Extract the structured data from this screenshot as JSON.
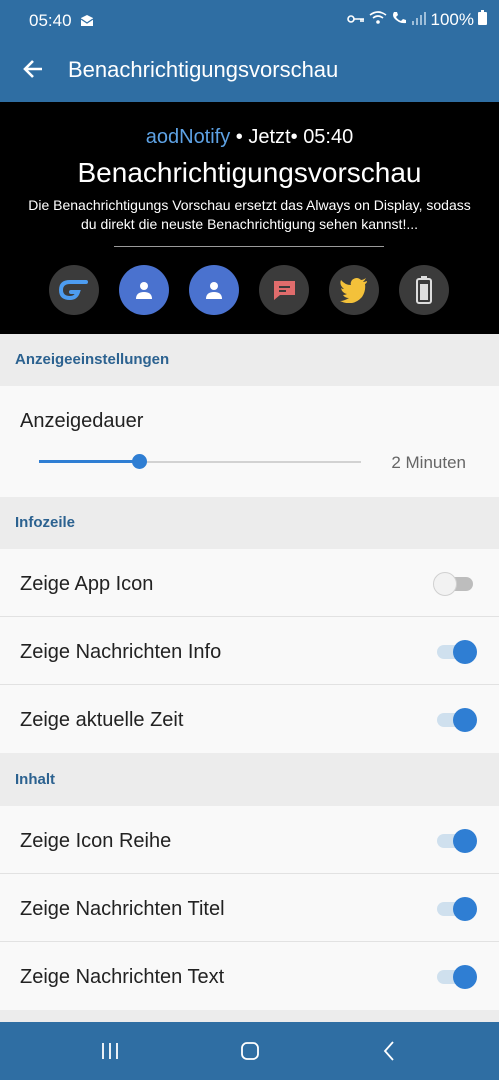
{
  "status_bar": {
    "time": "05:40",
    "battery": "100%",
    "icons": [
      "mail-icon",
      "key-icon",
      "wifi-icon",
      "call-icon",
      "signal-icon",
      "battery-icon"
    ]
  },
  "app_bar": {
    "title": "Benachrichtigungsvorschau",
    "back_icon": "back-arrow-icon"
  },
  "preview": {
    "app_name": "aodNotify",
    "sep1": " • ",
    "when": "Jetzt",
    "sep2": "• ",
    "time": "05:40",
    "title": "Benachrichtigungsvorschau",
    "text": "Die Benachrichtigungs Vorschau ersetzt das Always on Display, sodass du direkt die neuste Benachrichtigung sehen kannst!...",
    "icons": [
      "aodnotify-icon",
      "contact-icon",
      "contact-icon",
      "message-icon",
      "twitter-icon",
      "battery-icon"
    ]
  },
  "sections": {
    "display": {
      "header": "Anzeigeeinstellungen",
      "slider_label": "Anzeigedauer",
      "slider_value": "2 Minuten",
      "slider_fraction": 0.31
    },
    "infoline": {
      "header": "Infozeile",
      "rows": [
        {
          "label": "Zeige App Icon",
          "on": false
        },
        {
          "label": "Zeige Nachrichten Info",
          "on": true
        },
        {
          "label": "Zeige aktuelle Zeit",
          "on": true
        }
      ]
    },
    "content": {
      "header": "Inhalt",
      "rows": [
        {
          "label": "Zeige Icon Reihe",
          "on": true
        },
        {
          "label": "Zeige Nachrichten Titel",
          "on": true
        },
        {
          "label": "Zeige Nachrichten Text",
          "on": true
        }
      ]
    }
  },
  "colors": {
    "primary": "#2f6ea3",
    "accent": "#2f7ed3",
    "section_text": "#2c6290"
  },
  "nav_bar": {
    "icons": [
      "recents-icon",
      "home-icon",
      "back-icon"
    ]
  }
}
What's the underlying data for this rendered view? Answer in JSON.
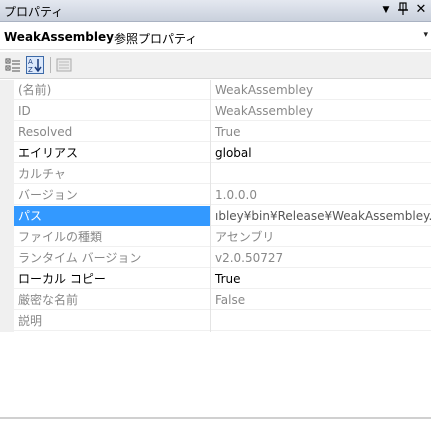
{
  "window": {
    "title": "プロパティ",
    "dropdown_glyph": "▼",
    "pin_glyph": "ᴾ",
    "close_glyph": "✕"
  },
  "object_selector": {
    "name": "WeakAssembley",
    "type": "参照プロパティ",
    "arrow": "▾"
  },
  "properties": [
    {
      "name": "(名前)",
      "value": "WeakAssembley"
    },
    {
      "name": "ID",
      "value": "WeakAssembley"
    },
    {
      "name": "Resolved",
      "value": "True"
    },
    {
      "name": "エイリアス",
      "value": "global"
    },
    {
      "name": "カルチャ",
      "value": ""
    },
    {
      "name": "バージョン",
      "value": "1.0.0.0"
    },
    {
      "name": "パス",
      "value": "ıbley¥bin¥Release¥WeakAssembley.d"
    },
    {
      "name": "ファイルの種類",
      "value": "アセンブリ"
    },
    {
      "name": "ランタイム バージョン",
      "value": "v2.0.50727"
    },
    {
      "name": "ローカル コピー",
      "value": "True"
    },
    {
      "name": "厳密な名前",
      "value": "False"
    },
    {
      "name": "説明",
      "value": ""
    }
  ],
  "colors": {
    "selection": "#3399ff",
    "readonly_text": "#888888",
    "editable_text": "#000000"
  }
}
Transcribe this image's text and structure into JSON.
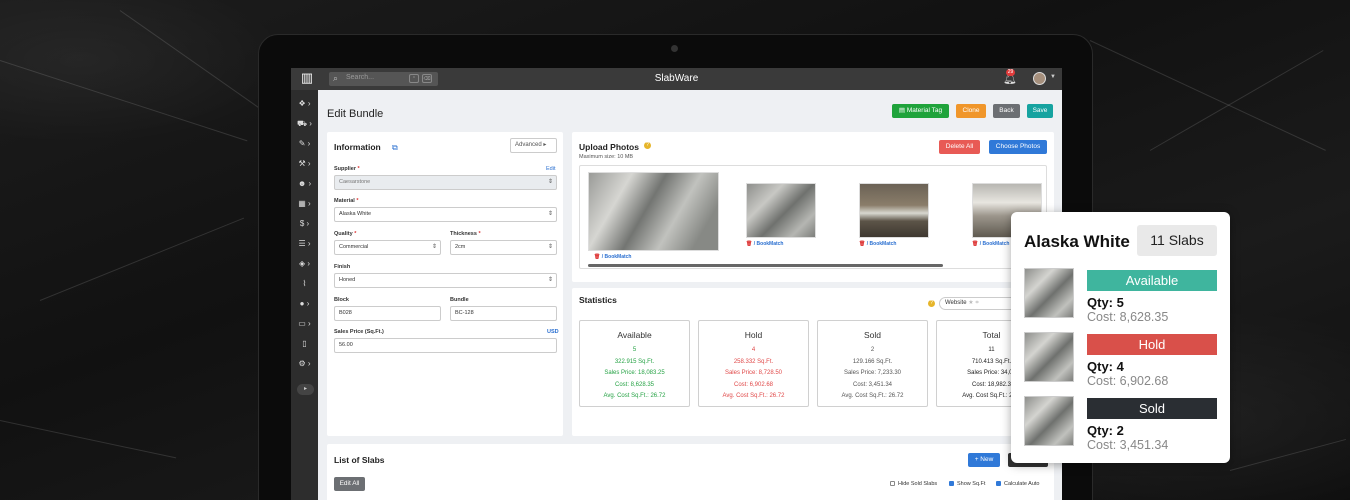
{
  "app": {
    "title": "SlabWare",
    "search_placeholder": "Search...",
    "notification_count": "29"
  },
  "page": {
    "title": "Edit Bundle",
    "actions": {
      "material_tag": "Material Tag",
      "clone": "Clone",
      "back": "Back",
      "save": "Save"
    }
  },
  "sidebar": {
    "icons": [
      "layers-icon",
      "cart-icon",
      "brush-icon",
      "hammer-icon",
      "users-icon",
      "archive-icon",
      "dollar-icon",
      "list-icon",
      "box-icon",
      "chart-icon",
      "user-icon",
      "laptop-icon",
      "mobile-icon",
      "gears-icon"
    ]
  },
  "information": {
    "title": "Information",
    "advanced_label": "Advanced",
    "supplier_label": "Supplier",
    "supplier_value": "Caesarstone",
    "supplier_edit": "Edit",
    "material_label": "Material",
    "material_value": "Alaska White",
    "quality_label": "Quality",
    "quality_value": "Commercial",
    "thickness_label": "Thickness",
    "thickness_value": "2cm",
    "finish_label": "Finish",
    "finish_value": "Honed",
    "block_label": "Block",
    "block_value": "B028",
    "bundle_label": "Bundle",
    "bundle_value": "BC-128",
    "price_label": "Sales Price (Sq.Ft.)",
    "price_currency": "USD",
    "price_value": "56.00"
  },
  "upload": {
    "title": "Upload Photos",
    "max_size": "Maximum size: 10 MB",
    "delete_all": "Delete All",
    "choose_photos": "Choose Photos",
    "bookmatch": "BookMatch",
    "separator": "/"
  },
  "statistics": {
    "title": "Statistics",
    "website_label": "Website",
    "boxes": [
      {
        "heading": "Available",
        "count": "5",
        "sqft": "322.915 Sq.Ft.",
        "sales": "Sales Price: 18,083.25",
        "cost": "Cost: 8,628.35",
        "avg": "Avg. Cost Sq.Ft.: 26.72"
      },
      {
        "heading": "Hold",
        "count": "4",
        "sqft": "258.332 Sq.Ft.",
        "sales": "Sales Price: 8,728.50",
        "cost": "Cost: 6,902.68",
        "avg": "Avg. Cost Sq.Ft.: 26.72"
      },
      {
        "heading": "Sold",
        "count": "2",
        "sqft": "129.166 Sq.Ft.",
        "sales": "Sales Price: 7,233.30",
        "cost": "Cost: 3,451.34",
        "avg": "Avg. Cost Sq.Ft.: 26.72"
      },
      {
        "heading": "Total",
        "count": "11",
        "sqft": "710.413 Sq.Ft.",
        "sales": "Sales Price: 34,04",
        "cost": "Cost: 18,982.3",
        "avg": "Avg. Cost Sq.Ft.: 26.7"
      }
    ]
  },
  "slabs": {
    "title": "List of Slabs",
    "new_label": "+ New",
    "edit_all": "Edit All",
    "hide_sold": "Hide Sold Slabs",
    "show_sqft": "Show Sq.Ft",
    "calc_auto": "Calculate Auto"
  },
  "card": {
    "name": "Alaska White",
    "count": "11 Slabs",
    "items": [
      {
        "status": "Available",
        "qty": "Qty: 5",
        "cost": "Cost: 8,628.35",
        "color": "#3fb59e"
      },
      {
        "status": "Hold",
        "qty": "Qty: 4",
        "cost": "Cost: 6,902.68",
        "color": "#d9504a"
      },
      {
        "status": "Sold",
        "qty": "Qty: 2",
        "cost": "Cost: 3,451.34",
        "color": "#2a2e33"
      }
    ]
  },
  "colors": {
    "green_btn": "#1fa33b",
    "orange_btn": "#f0962a",
    "gray_btn": "#6c6f73",
    "teal_btn": "#16a3a0",
    "red_btn": "#e85a55",
    "blue_btn": "#3079d8"
  }
}
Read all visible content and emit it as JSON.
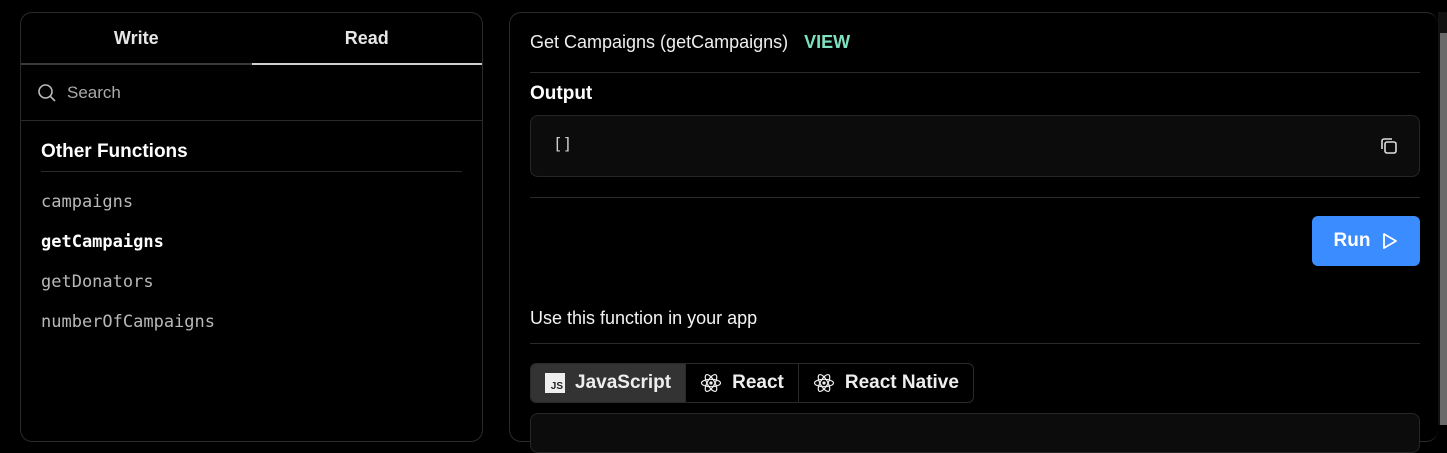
◆ ◆ ◆
Leave out the pictures, and give all the records again exactly.

## Written response
Extract the structured data from this screenshot as JSON.
{
  "status_bar": {
    "time": "05:40",
    "battery": "100%",
    "icons": [
      "mail-icon",
      "key-icon",
      "wifi-icon",
      "call-icon",
      "signal-icon",
      "battery-icon"
    ]
  },
  "app_bar": {
    "title": "Benachrichtigungsvorschau",
    "back_icon": "back-arrow-icon"
  },
  "preview": {
    "app_name": "aodNotify",
    "sep1": " • ",
    "when": "Jetzt",
    "sep2": "• ",
    "time": "05:40",
    "title": "Benachrichtigungsvorschau",
    "text": "Die Benachrichtigungs Vorschau ersetzt das Always on Display, sodass du direkt die neuste Benachrichtigung sehen kannst!...",
    "icons": [
      "aodnotify-icon",
      "contact-icon",
      "contact-icon",
      "message-icon",
      "twitter-icon",
      "battery-icon"
    ]
  },
  "sections": {
    "display": {
      "header": "Anzeigeeinstellungen",
      "slider_label": "Anzeigedauer",
      "slider_value": "2 Minuten",
      "slider_fraction": 0.31
    },
    "infoline": {
      "header": "Infozeile",
      "rows": [
        {
          "label": "Zeige App Icon",
          "on": false
        },
        {
          "label": "Zeige Nachrichten Info",
          "on": true
        },
        {
          "label": "Zeige aktuelle Zeit",
          "on": true
        }
      ]
    },
    "content": {
      "header": "Inhalt",
      "rows": [
        {
          "label": "Zeige Icon Reihe",
          "on": true
        },
        {
          "label": "Zeige Nachrichten Titel",
          "on": true
        },
        {
          "label": "Zeige Nachrichten Text",
          "on": true
        }
      ]
    }
  },
  "colors": {
    "primary": "#2f6ea3",
    "accent": "#2f7ed3",
    "section_text": "#2c6290"
  },
  "nav_bar": {
    "icons": [
      "recents-icon",
      "home-icon",
      "back-icon"
    ]
  }
}
What's the underlying data for this rendered view? Answer in JSON.
{
  "window": {
    "title": "プロパティ",
    "dropdown_glyph": "▼",
    "pin_glyph": "ᴾ",
    "close_glyph": "✕"
  },
  "object_selector": {
    "name": "WeakAssembley",
    "type": "参照プロパティ",
    "arrow": "▾"
  },
  "properties": [
    {
      "name": "(名前)",
      "value": "WeakAssembley"
    },
    {
      "name": "ID",
      "value": "WeakAssembley"
    },
    {
      "name": "Resolved",
      "value": "True"
    },
    {
      "name": "エイリアス",
      "value": "global"
    },
    {
      "name": "カルチャ",
      "value": ""
    },
    {
      "name": "バージョン",
      "value": "1.0.0.0"
    },
    {
      "name": "パス",
      "value": "ıbley¥bin¥Release¥WeakAssembley.d"
    },
    {
      "name": "ファイルの種類",
      "value": "アセンブリ"
    },
    {
      "name": "ランタイム バージョン",
      "value": "v2.0.50727"
    },
    {
      "name": "ローカル コピー",
      "value": "True"
    },
    {
      "name": "厳密な名前",
      "value": "False"
    },
    {
      "name": "説明",
      "value": ""
    }
  ],
  "colors": {
    "selection": "#3399ff",
    "readonly_text": "#888888",
    "editable_text": "#000000"
  }
}
Transcribe this image's text and structure into JSON.
{
  "app": {
    "title": "SlabWare",
    "search_placeholder": "Search...",
    "notification_count": "29"
  },
  "page": {
    "title": "Edit Bundle",
    "actions": {
      "material_tag": "Material Tag",
      "clone": "Clone",
      "back": "Back",
      "save": "Save"
    }
  },
  "sidebar": {
    "icons": [
      "layers-icon",
      "cart-icon",
      "brush-icon",
      "hammer-icon",
      "users-icon",
      "archive-icon",
      "dollar-icon",
      "list-icon",
      "box-icon",
      "chart-icon",
      "user-icon",
      "laptop-icon",
      "mobile-icon",
      "gears-icon"
    ]
  },
  "information": {
    "title": "Information",
    "advanced_label": "Advanced",
    "supplier_label": "Supplier",
    "supplier_value": "Caesarstone",
    "supplier_edit": "Edit",
    "material_label": "Material",
    "material_value": "Alaska White",
    "quality_label": "Quality",
    "quality_value": "Commercial",
    "thickness_label": "Thickness",
    "thickness_value": "2cm",
    "finish_label": "Finish",
    "finish_value": "Honed",
    "block_label": "Block",
    "block_value": "B028",
    "bundle_label": "Bundle",
    "bundle_value": "BC-128",
    "price_label": "Sales Price (Sq.Ft.)",
    "price_currency": "USD",
    "price_value": "56.00"
  },
  "upload": {
    "title": "Upload Photos",
    "max_size": "Maximum size: 10 MB",
    "delete_all": "Delete All",
    "choose_photos": "Choose Photos",
    "bookmatch": "BookMatch",
    "separator": "/"
  },
  "statistics": {
    "title": "Statistics",
    "website_label": "Website",
    "boxes": [
      {
        "heading": "Available",
        "count": "5",
        "sqft": "322.915 Sq.Ft.",
        "sales": "Sales Price: 18,083.25",
        "cost": "Cost: 8,628.35",
        "avg": "Avg. Cost Sq.Ft.: 26.72"
      },
      {
        "heading": "Hold",
        "count": "4",
        "sqft": "258.332 Sq.Ft.",
        "sales": "Sales Price: 8,728.50",
        "cost": "Cost: 6,902.68",
        "avg": "Avg. Cost Sq.Ft.: 26.72"
      },
      {
        "heading": "Sold",
        "count": "2",
        "sqft": "129.166 Sq.Ft.",
        "sales": "Sales Price: 7,233.30",
        "cost": "Cost: 3,451.34",
        "avg": "Avg. Cost Sq.Ft.: 26.72"
      },
      {
        "heading": "Total",
        "count": "11",
        "sqft": "710.413 Sq.Ft.",
        "sales": "Sales Price: 34,04",
        "cost": "Cost: 18,982.3",
        "avg": "Avg. Cost Sq.Ft.: 26.7"
      }
    ]
  },
  "slabs": {
    "title": "List of Slabs",
    "new_label": "+ New",
    "edit_all": "Edit All",
    "hide_sold": "Hide Sold Slabs",
    "show_sqft": "Show Sq.Ft",
    "calc_auto": "Calculate Auto"
  },
  "card": {
    "name": "Alaska White",
    "count": "11 Slabs",
    "items": [
      {
        "status": "Available",
        "qty": "Qty: 5",
        "cost": "Cost: 8,628.35",
        "color": "#3fb59e"
      },
      {
        "status": "Hold",
        "qty": "Qty: 4",
        "cost": "Cost: 6,902.68",
        "color": "#d9504a"
      },
      {
        "status": "Sold",
        "qty": "Qty: 2",
        "cost": "Cost: 3,451.34",
        "color": "#2a2e33"
      }
    ]
  },
  "colors": {
    "green_btn": "#1fa33b",
    "orange_btn": "#f0962a",
    "gray_btn": "#6c6f73",
    "teal_btn": "#16a3a0",
    "red_btn": "#e85a55",
    "blue_btn": "#3079d8"
  }
}
Read all visible content and emit it as JSON.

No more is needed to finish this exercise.